<<<<

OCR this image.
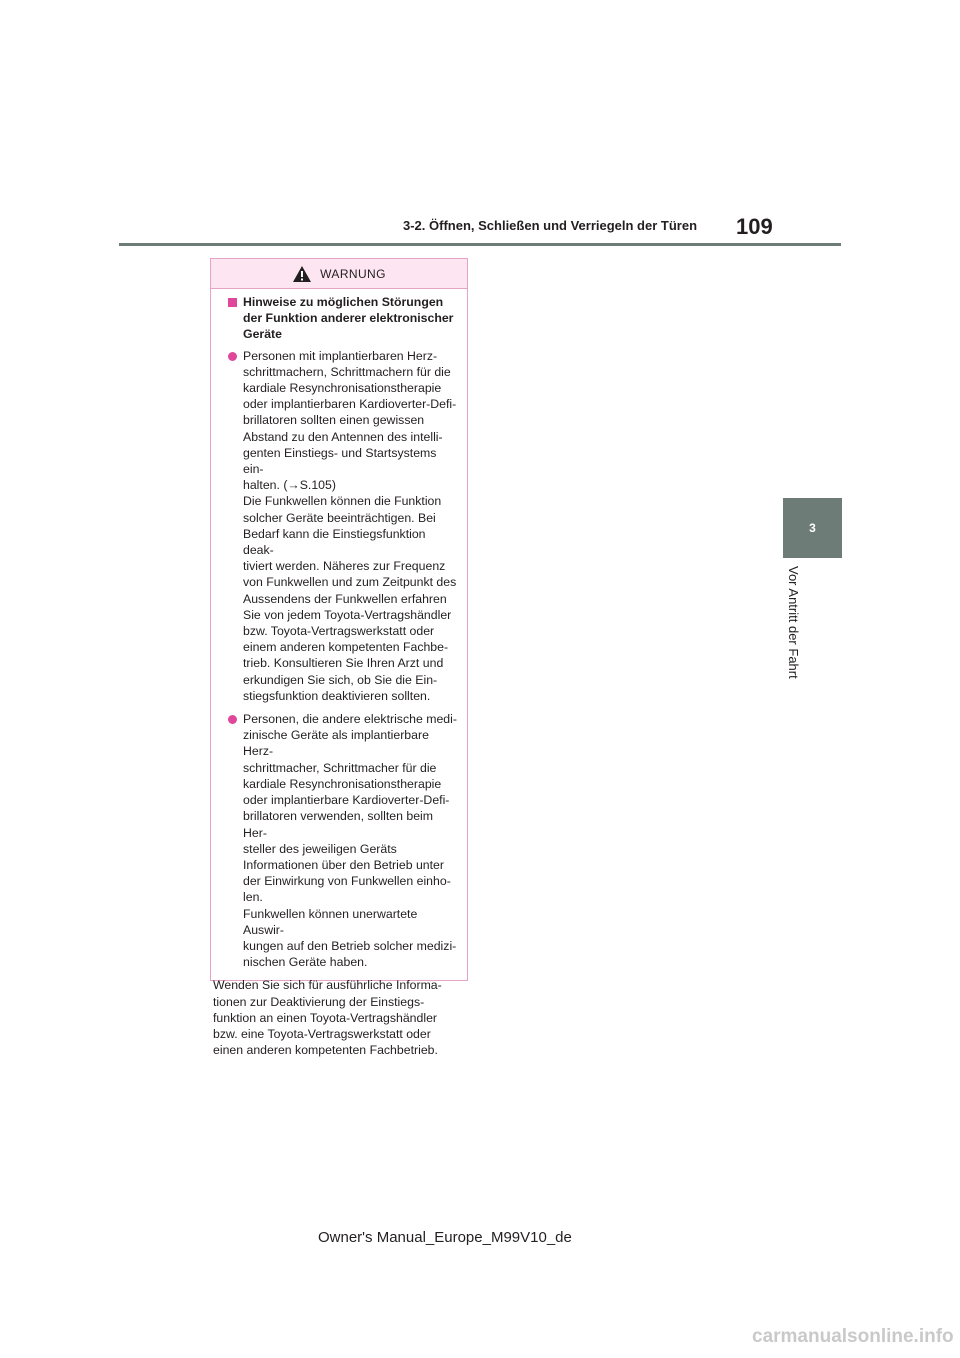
3-2. Öffnen, Schließen und Verriegeln der Türen 109
3
Vor Antritt der Fahrt
WARNUNG
Hinweise zu möglichen Störungen der Funktion anderer elektronischer Geräte
Personen mit implantierbaren Herz-
schrittmachern, Schrittmachern für die
kardiale Resynchronisationstherapie
oder implantierbaren Kardioverter-Defi-
brillatoren sollten einen gewissen
Abstand zu den Antennen des intelli-
genten Einstiegs- und Startsystems ein-
halten. (→S.105)
Die Funkwellen können die Funktion
solcher Geräte beeinträchtigen. Bei
Bedarf kann die Einstiegsfunktion deak-
tiviert werden. Näheres zur Frequenz
von Funkwellen und zum Zeitpunkt des
Aussendens der Funkwellen erfahren
Sie von jedem Toyota-Vertragshändler
bzw. Toyota-Vertragswerkstatt oder
einem anderen kompetenten Fachbe-
trieb. Konsultieren Sie Ihren Arzt und
erkundigen Sie sich, ob Sie die Ein-
stiegsfunktion deaktivieren sollten.
Personen, die andere elektrische medi-
zinische Geräte als implantierbare Herz-
schrittmacher, Schrittmacher für die
kardiale Resynchronisationstherapie
oder implantierbare Kardioverter-Defi-
brillatoren verwenden, sollten beim Her-
steller des jeweiligen Geräts
Informationen über den Betrieb unter
der Einwirkung von Funkwellen einho-
len.
Funkwellen können unerwartete Auswir-
kungen auf den Betrieb solcher medizi-
nischen Geräte haben.
Wenden Sie sich für ausführliche Informa-
tionen zur Deaktivierung der Einstiegs-
funktion an einen Toyota-Vertragshändler
bzw. eine Toyota-Vertragswerkstatt oder
einen anderen kompetenten Fachbetrieb.
Owner's Manual_Europe_M99V10_de
carmanualsonline.info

>>>>

GOAL OF THE EXERCISE
Return the entries unchanged, save for the pictures, which do not belong in the copy.

ANSWER IN FULL
OCR this image.
3-2. Öffnen, Schließen und Verriegeln der Türen 109
3
Vor Antritt der Fahrt
WARNUNG
Hinweise zu möglichen Störungen der Funktion anderer elektronischer Geräte
Personen mit implantierbaren Herz-
schrittmachern, Schrittmachern für die
kardiale Resynchronisationstherapie
oder implantierbaren Kardioverter-Defi-
brillatoren sollten einen gewissen
Abstand zu den Antennen des intelli-
genten Einstiegs- und Startsystems ein-
halten. (→S.105)
Die Funkwellen können die Funktion
solcher Geräte beeinträchtigen. Bei
Bedarf kann die Einstiegsfunktion deak-
tiviert werden. Näheres zur Frequenz
von Funkwellen und zum Zeitpunkt des
Aussendens der Funkwellen erfahren
Sie von jedem Toyota-Vertragshändler
bzw. Toyota-Vertragswerkstatt oder
einem anderen kompetenten Fachbe-
trieb. Konsultieren Sie Ihren Arzt und
erkundigen Sie sich, ob Sie die Ein-
stiegsfunktion deaktivieren sollten.
Personen, die andere elektrische medi-
zinische Geräte als implantierbare Herz-
schrittmacher, Schrittmacher für die
kardiale Resynchronisationstherapie
oder implantierbare Kardioverter-Defi-
brillatoren verwenden, sollten beim Her-
steller des jeweiligen Geräts
Informationen über den Betrieb unter
der Einwirkung von Funkwellen einho-
len.
Funkwellen können unerwartete Auswir-
kungen auf den Betrieb solcher medizi-
nischen Geräte haben.
Wenden Sie sich für ausführliche Informa-
tionen zur Deaktivierung der Einstiegs-
funktion an einen Toyota-Vertragshändler
bzw. eine Toyota-Vertragswerkstatt oder
einen anderen kompetenten Fachbetrieb.
Owner's Manual_Europe_M99V10_de
carmanualsonline.info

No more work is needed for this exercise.